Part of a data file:

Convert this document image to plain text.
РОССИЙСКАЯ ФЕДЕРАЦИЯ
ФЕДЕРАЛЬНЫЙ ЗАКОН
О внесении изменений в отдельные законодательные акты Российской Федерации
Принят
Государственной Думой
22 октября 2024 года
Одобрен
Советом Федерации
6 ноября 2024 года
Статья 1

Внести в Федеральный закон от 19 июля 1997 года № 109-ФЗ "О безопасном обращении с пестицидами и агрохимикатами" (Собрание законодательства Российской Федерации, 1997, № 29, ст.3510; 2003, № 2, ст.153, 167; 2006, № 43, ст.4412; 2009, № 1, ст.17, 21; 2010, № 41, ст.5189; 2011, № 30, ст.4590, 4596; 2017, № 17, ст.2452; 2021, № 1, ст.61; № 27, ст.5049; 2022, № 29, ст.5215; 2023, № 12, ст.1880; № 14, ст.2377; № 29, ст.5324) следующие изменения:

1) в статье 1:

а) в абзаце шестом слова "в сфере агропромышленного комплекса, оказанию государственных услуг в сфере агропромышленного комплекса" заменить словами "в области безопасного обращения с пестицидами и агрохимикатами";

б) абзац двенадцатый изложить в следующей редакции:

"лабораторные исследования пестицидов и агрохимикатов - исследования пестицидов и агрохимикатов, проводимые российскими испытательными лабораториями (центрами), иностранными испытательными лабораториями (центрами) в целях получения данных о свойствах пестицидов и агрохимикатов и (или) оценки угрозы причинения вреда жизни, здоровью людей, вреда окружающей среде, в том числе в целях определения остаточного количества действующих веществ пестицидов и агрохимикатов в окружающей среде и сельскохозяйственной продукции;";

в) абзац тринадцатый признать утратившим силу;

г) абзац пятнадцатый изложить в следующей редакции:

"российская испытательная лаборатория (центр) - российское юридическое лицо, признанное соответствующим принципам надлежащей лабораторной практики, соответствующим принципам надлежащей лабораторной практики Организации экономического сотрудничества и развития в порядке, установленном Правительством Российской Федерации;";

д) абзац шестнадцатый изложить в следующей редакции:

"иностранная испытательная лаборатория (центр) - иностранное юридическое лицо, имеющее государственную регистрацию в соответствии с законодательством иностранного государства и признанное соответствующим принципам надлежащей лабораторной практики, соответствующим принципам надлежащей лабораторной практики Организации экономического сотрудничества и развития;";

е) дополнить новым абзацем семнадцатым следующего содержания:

§ **Task description**
Pick out each line above that includes "изложить" and show it.

§ **Answer**
б) абзац двенадцатый изложить в следующей редакции:
г) абзац пятнадцатый изложить в следующей редакции:
д) абзац шестнадцатый изложить в следующей редакции:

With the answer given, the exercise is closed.